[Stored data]
------------------------------------------------
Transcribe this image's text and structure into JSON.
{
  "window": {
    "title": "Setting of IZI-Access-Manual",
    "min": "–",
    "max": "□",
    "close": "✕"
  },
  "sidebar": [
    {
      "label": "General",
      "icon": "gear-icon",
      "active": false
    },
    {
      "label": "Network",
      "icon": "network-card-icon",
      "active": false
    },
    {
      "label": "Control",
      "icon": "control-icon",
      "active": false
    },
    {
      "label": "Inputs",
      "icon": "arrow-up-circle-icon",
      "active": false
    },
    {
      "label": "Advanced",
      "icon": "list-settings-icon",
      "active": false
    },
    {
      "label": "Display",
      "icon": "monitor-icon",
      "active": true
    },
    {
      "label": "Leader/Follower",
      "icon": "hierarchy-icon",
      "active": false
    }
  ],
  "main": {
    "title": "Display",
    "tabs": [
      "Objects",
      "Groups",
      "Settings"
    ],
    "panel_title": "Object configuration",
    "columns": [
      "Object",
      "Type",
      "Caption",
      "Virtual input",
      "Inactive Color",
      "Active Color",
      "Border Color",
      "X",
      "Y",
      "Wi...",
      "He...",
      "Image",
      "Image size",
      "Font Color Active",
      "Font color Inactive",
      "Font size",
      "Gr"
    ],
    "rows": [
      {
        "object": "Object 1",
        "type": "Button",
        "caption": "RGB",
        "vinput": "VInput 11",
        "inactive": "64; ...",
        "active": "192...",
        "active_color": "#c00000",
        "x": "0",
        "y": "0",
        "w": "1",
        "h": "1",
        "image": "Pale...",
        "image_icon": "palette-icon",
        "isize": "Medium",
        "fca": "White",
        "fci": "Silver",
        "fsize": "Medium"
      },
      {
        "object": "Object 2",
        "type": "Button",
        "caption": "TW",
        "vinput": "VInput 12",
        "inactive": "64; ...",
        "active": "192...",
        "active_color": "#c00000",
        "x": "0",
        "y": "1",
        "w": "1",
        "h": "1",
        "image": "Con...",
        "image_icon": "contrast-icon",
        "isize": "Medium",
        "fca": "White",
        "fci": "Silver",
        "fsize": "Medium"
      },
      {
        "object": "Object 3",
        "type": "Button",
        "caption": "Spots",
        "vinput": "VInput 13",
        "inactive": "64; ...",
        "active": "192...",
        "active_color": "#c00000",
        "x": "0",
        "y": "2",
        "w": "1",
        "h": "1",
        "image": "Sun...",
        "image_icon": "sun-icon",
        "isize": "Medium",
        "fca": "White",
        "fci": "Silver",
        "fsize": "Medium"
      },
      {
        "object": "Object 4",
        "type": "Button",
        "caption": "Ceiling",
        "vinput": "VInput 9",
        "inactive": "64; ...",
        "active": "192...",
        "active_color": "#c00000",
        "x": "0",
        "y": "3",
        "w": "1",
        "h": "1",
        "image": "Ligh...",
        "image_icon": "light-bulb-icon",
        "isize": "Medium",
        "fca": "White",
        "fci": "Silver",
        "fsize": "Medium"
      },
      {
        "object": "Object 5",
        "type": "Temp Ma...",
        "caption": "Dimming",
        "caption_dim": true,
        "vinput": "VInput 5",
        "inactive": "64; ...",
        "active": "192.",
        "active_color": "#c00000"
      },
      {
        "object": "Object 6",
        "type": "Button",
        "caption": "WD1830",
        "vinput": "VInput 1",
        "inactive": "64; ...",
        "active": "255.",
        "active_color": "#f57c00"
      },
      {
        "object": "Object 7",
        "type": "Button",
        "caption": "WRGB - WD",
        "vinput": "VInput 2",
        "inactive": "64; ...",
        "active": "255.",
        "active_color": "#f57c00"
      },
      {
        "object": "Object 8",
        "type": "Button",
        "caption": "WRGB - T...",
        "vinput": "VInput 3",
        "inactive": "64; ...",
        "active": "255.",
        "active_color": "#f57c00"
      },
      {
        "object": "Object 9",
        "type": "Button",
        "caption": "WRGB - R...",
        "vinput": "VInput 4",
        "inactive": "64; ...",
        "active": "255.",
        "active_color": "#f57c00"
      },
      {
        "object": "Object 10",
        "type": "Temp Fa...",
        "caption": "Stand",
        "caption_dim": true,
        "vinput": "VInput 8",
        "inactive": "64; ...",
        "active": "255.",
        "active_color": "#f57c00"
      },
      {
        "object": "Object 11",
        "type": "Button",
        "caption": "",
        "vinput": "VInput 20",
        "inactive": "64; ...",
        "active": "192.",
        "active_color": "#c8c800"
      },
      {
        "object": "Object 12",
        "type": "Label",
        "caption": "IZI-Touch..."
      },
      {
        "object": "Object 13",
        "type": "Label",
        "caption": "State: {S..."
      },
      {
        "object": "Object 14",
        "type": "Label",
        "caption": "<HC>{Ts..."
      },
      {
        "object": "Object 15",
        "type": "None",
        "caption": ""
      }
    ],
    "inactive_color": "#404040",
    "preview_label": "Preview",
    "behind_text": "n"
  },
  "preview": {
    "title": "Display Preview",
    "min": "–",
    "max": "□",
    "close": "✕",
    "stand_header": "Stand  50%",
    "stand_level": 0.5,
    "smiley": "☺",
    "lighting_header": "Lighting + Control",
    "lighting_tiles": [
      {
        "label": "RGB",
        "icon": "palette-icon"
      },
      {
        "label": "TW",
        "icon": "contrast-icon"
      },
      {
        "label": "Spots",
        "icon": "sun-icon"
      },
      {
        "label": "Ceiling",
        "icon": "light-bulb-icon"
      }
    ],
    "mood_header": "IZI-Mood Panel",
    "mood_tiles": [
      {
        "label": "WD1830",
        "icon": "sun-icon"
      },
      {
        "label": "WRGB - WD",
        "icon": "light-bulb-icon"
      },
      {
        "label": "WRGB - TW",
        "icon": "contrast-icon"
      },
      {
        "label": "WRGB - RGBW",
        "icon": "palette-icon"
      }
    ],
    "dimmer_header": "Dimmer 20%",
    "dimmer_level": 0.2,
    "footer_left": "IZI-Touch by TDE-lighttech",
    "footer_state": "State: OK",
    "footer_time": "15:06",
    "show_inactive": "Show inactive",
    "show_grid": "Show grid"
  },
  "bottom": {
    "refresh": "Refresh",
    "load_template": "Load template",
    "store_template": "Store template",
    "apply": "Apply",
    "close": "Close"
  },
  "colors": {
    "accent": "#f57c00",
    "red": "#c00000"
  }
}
------------------------------------------------
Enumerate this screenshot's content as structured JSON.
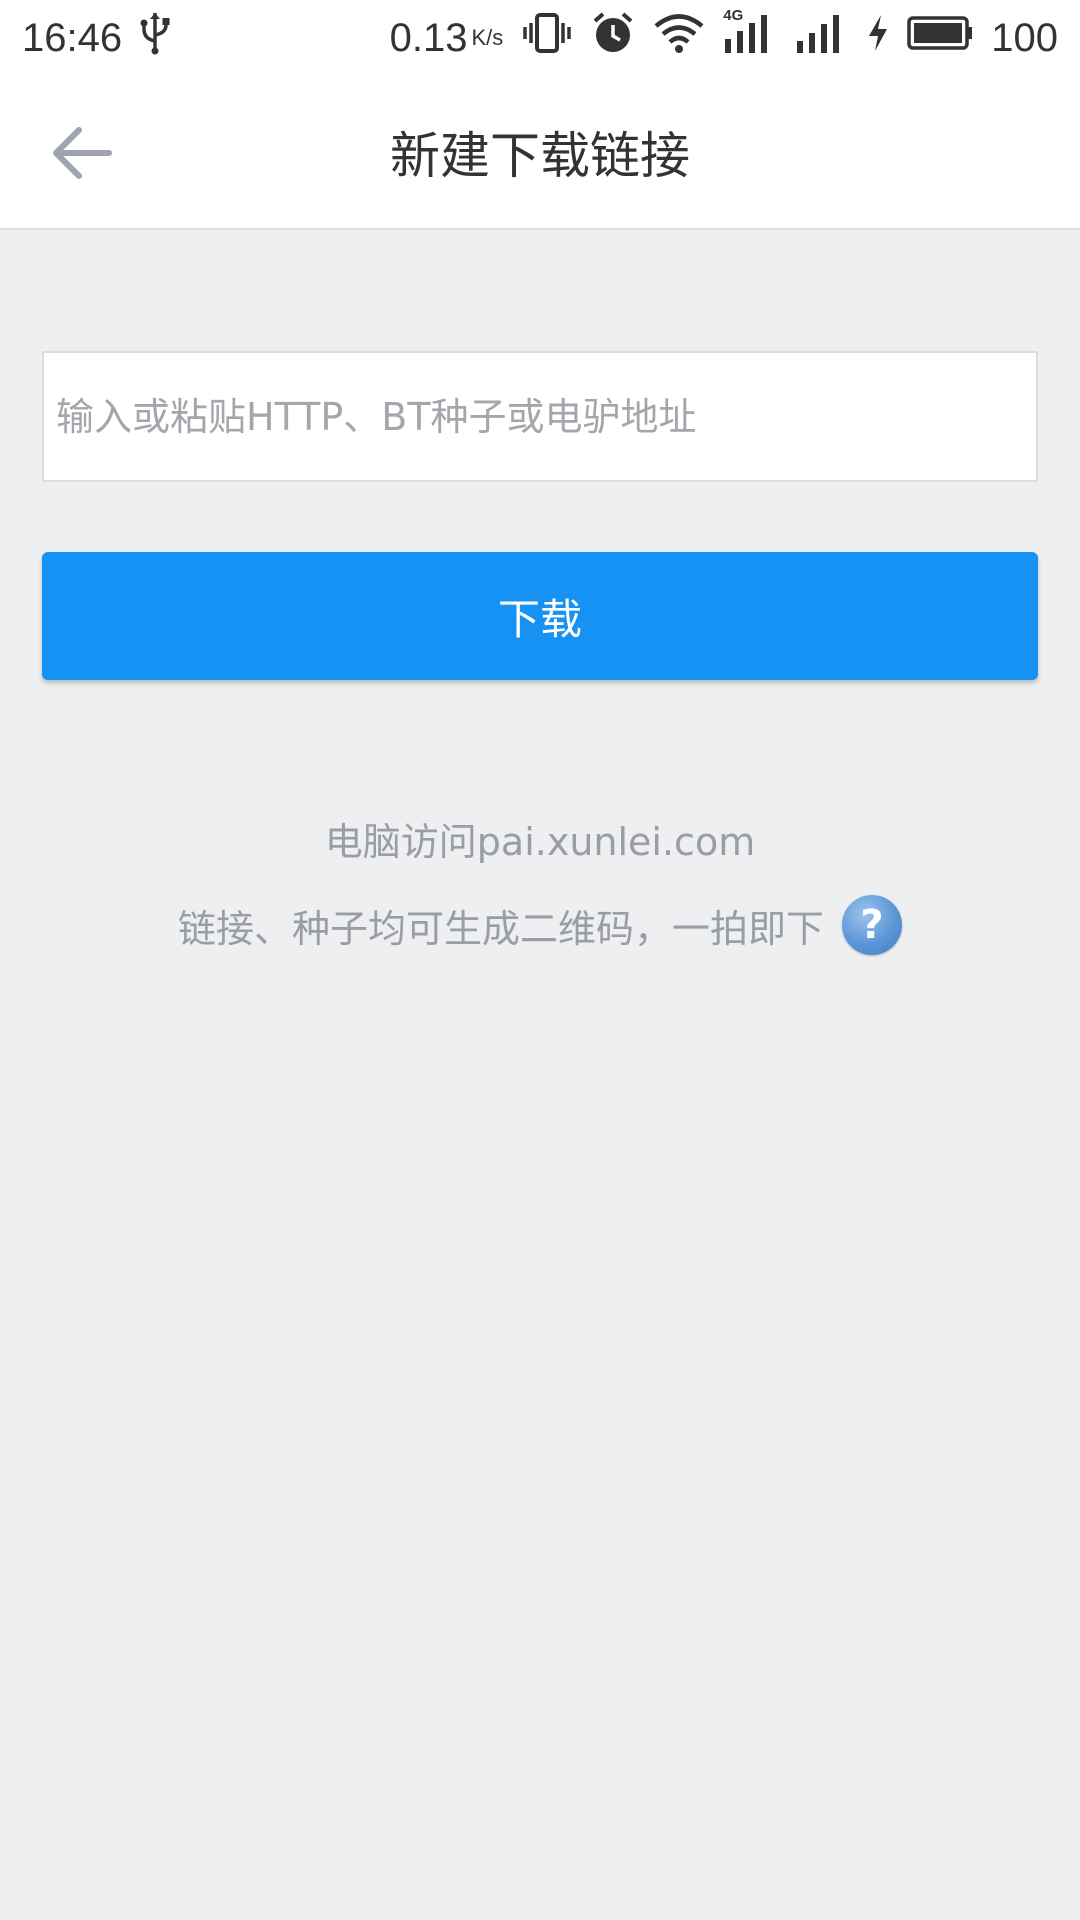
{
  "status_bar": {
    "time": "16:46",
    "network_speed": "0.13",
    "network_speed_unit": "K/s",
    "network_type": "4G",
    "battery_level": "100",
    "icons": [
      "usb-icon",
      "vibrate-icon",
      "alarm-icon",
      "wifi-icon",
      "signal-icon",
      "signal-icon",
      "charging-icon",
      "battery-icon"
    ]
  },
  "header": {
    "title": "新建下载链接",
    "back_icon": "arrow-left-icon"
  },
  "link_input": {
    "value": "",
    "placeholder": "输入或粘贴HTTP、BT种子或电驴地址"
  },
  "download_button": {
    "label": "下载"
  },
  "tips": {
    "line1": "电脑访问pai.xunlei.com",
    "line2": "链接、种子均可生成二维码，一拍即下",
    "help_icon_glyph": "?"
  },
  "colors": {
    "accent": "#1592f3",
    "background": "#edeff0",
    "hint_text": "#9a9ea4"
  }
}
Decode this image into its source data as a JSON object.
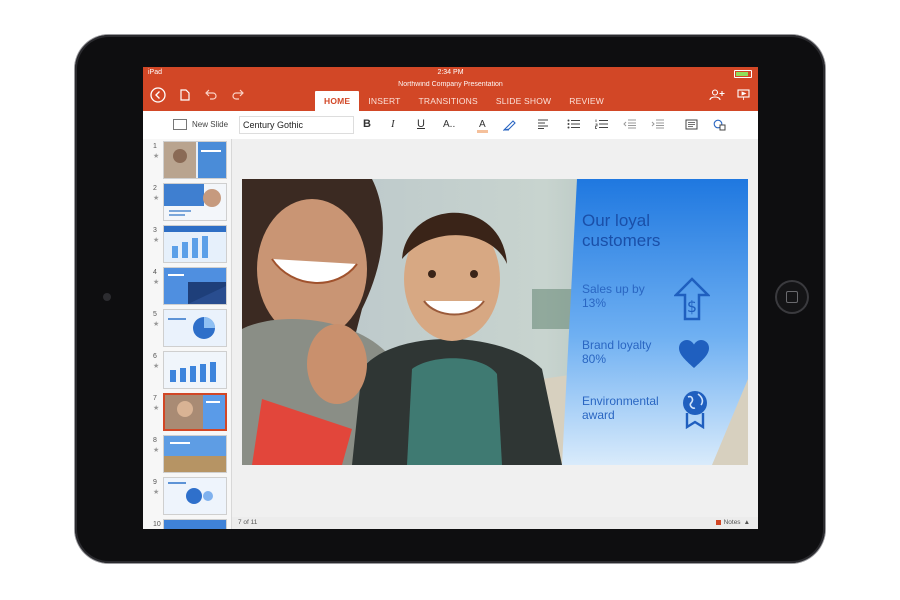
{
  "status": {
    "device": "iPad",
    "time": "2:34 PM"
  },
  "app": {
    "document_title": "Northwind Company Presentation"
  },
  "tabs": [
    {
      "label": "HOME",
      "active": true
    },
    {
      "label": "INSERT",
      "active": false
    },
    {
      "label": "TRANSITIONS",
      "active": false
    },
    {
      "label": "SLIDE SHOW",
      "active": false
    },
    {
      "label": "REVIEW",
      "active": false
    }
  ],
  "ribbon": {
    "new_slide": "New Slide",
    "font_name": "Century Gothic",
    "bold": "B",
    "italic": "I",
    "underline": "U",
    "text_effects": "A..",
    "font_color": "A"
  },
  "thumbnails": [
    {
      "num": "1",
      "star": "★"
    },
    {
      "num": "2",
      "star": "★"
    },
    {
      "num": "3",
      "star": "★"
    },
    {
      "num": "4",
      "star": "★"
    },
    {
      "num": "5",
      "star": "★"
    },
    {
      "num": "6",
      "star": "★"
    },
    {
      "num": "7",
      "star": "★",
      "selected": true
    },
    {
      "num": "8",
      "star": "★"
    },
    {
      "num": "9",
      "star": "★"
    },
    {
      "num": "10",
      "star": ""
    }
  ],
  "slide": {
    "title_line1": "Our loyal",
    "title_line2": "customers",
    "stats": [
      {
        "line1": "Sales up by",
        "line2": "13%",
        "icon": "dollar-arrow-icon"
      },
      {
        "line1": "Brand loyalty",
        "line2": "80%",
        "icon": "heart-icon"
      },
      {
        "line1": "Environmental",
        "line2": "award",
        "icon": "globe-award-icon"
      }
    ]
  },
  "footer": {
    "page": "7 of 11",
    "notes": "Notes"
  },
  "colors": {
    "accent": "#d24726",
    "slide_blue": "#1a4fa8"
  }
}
------------------------------------------------
__STATED PROBLEM__
Copy each line of the data that contains the word "WRGB".

__FULL RESPONSE__
        "caption": "WRGB - WD",
        "caption": "WRGB - T...",
        "caption": "WRGB - R...",
        "label": "WRGB - WD",
        "label": "WRGB - TW",
        "label": "WRGB - RGBW",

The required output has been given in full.